-- begin Records for the task --
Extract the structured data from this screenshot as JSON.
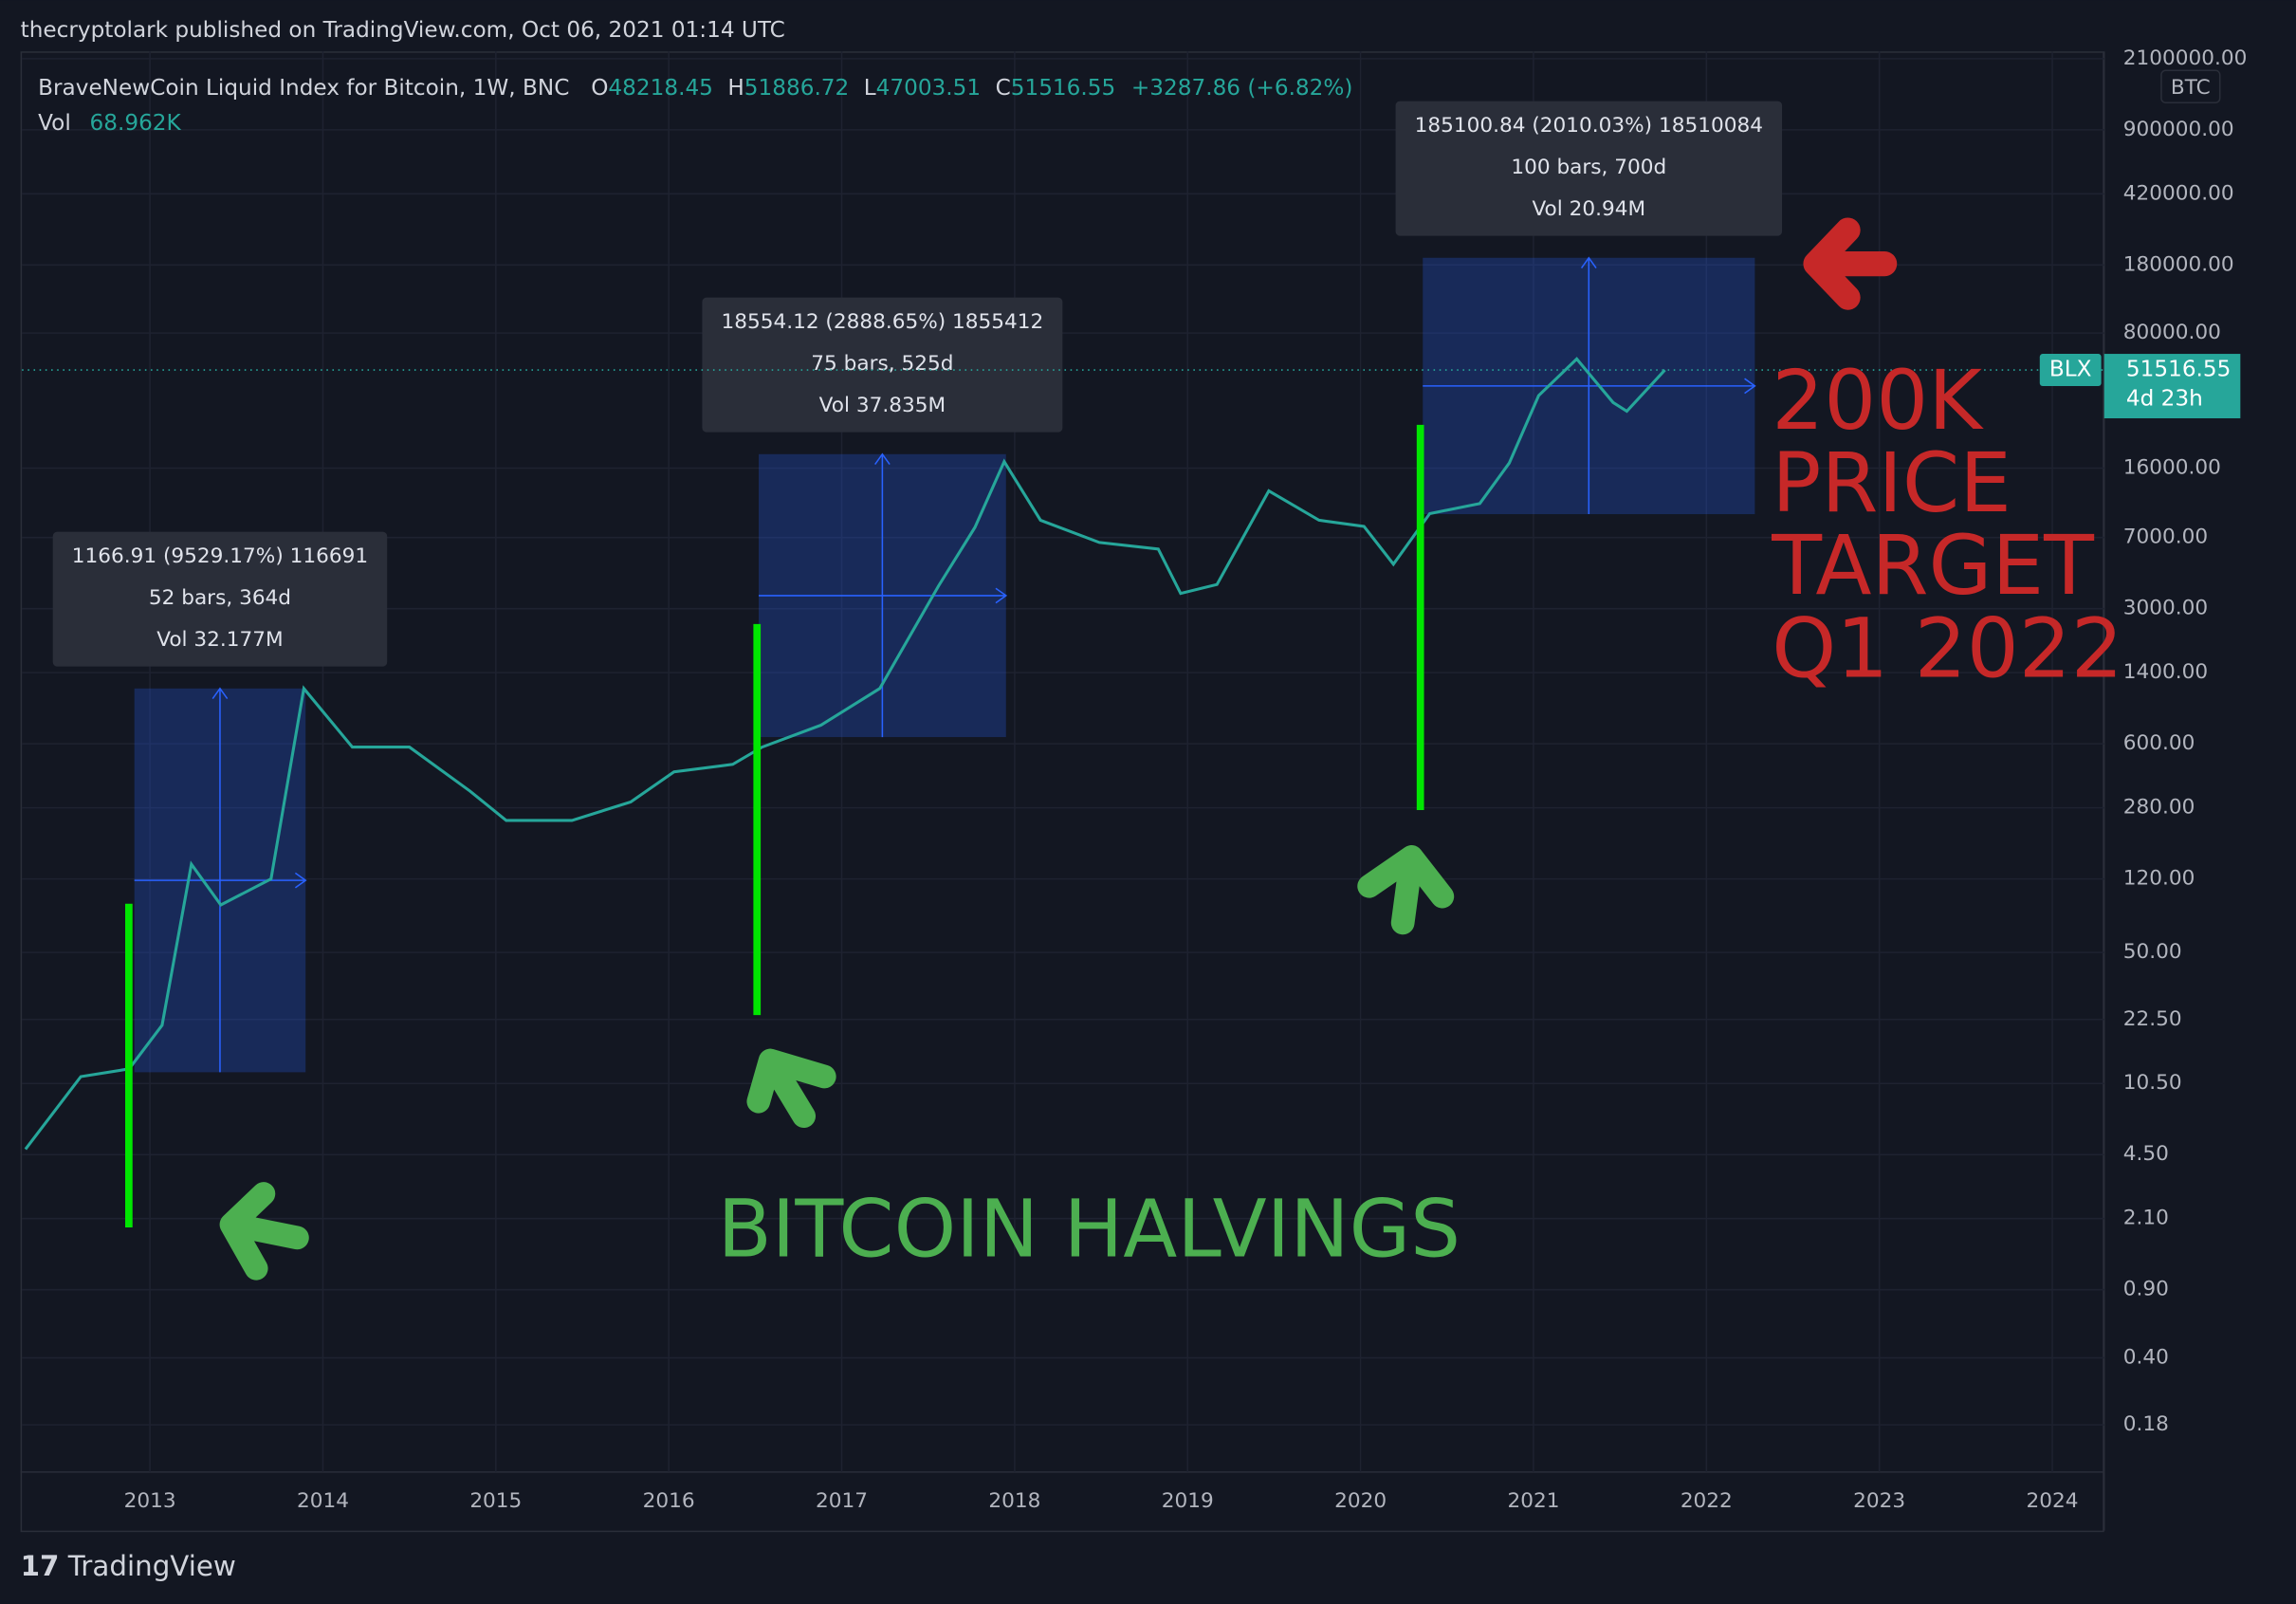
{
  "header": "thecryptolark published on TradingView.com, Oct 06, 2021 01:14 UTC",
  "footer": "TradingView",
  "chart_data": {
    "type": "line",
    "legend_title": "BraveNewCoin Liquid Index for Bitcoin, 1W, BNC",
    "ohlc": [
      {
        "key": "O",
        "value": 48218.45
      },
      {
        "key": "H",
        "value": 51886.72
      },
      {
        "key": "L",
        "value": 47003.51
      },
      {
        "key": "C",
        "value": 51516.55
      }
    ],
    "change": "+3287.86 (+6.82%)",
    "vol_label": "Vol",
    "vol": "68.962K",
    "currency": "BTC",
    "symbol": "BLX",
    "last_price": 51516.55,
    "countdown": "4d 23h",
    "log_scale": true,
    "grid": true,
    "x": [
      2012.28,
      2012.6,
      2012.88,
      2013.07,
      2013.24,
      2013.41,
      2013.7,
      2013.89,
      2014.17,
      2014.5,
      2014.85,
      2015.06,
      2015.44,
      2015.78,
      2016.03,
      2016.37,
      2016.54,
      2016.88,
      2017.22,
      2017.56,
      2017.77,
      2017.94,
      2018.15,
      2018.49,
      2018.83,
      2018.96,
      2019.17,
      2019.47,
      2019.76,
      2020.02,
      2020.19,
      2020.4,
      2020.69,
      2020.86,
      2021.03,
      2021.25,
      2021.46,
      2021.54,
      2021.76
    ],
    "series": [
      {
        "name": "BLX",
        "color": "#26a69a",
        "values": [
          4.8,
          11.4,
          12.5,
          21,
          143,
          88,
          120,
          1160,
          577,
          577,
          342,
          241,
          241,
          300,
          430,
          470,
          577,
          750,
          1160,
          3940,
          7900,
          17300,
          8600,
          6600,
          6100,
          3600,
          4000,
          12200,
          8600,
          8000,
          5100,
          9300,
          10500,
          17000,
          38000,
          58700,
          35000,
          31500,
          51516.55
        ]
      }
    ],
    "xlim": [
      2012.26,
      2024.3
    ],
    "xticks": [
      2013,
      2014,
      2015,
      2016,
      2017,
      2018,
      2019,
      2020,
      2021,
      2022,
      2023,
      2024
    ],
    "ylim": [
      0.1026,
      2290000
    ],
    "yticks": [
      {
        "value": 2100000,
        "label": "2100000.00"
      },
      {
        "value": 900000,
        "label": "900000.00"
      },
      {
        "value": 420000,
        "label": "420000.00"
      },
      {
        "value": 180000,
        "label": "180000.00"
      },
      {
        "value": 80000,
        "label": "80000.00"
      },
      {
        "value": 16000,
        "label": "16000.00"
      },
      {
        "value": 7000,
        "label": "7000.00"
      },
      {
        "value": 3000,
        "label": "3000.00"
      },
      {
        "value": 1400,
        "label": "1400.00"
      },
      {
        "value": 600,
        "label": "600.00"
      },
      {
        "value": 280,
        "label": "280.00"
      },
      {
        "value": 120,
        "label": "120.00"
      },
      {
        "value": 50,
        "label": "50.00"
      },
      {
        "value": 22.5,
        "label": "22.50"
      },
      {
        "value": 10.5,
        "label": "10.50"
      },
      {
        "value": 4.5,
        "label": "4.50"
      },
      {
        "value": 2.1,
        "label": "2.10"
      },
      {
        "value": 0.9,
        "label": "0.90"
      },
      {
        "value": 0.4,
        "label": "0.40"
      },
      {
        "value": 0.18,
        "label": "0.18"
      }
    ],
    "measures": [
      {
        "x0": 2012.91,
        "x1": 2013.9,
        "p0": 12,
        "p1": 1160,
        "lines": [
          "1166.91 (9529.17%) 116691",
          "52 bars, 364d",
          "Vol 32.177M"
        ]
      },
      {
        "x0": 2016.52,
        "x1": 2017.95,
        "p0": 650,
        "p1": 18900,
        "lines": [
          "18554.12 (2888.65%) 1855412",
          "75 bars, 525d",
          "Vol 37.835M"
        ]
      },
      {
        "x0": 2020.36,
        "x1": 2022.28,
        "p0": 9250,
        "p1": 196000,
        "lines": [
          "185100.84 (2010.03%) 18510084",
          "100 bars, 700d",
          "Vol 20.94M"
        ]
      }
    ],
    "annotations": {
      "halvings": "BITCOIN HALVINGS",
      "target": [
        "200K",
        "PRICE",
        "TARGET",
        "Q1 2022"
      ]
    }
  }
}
-- end Records for the task --
-- begin Records for the task --
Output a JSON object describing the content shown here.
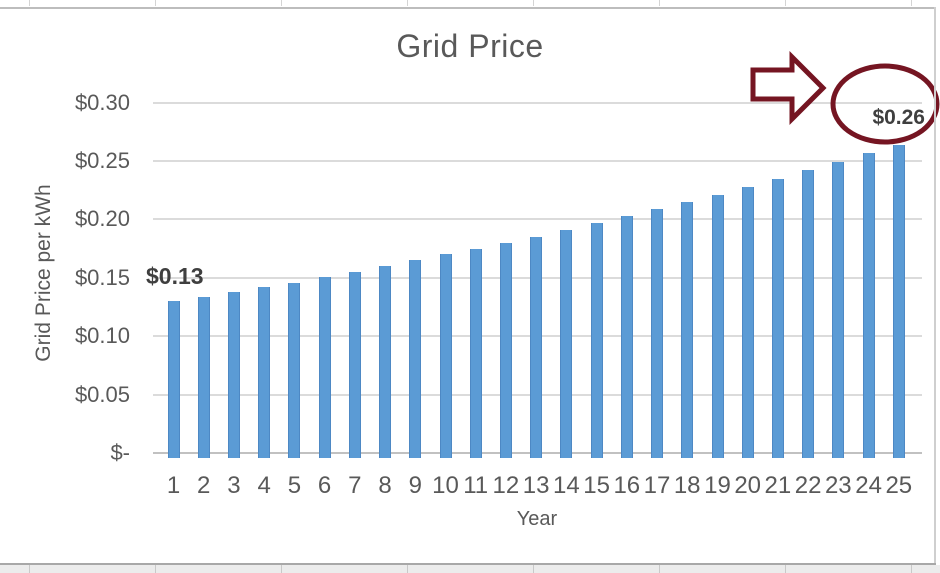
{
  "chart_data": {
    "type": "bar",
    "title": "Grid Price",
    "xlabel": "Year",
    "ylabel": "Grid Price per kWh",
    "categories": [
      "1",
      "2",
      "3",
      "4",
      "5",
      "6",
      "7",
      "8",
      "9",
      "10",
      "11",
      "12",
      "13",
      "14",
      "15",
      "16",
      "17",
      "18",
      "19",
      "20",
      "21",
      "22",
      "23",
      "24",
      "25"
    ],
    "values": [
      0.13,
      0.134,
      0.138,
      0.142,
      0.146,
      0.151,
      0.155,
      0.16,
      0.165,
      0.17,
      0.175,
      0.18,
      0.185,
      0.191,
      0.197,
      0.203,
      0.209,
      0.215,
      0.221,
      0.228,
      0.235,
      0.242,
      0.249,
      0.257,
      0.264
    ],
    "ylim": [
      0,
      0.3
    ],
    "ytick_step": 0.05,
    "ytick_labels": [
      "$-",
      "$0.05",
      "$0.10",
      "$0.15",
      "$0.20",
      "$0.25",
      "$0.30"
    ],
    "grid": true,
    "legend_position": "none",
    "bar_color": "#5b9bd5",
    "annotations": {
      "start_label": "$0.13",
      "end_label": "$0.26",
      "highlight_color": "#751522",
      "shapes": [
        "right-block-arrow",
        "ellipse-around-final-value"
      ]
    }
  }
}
-- end Records for the task --
**Work to do**
Count how many lines above include the word "JSON" and answer with that figure only.

**Answer to this task**
2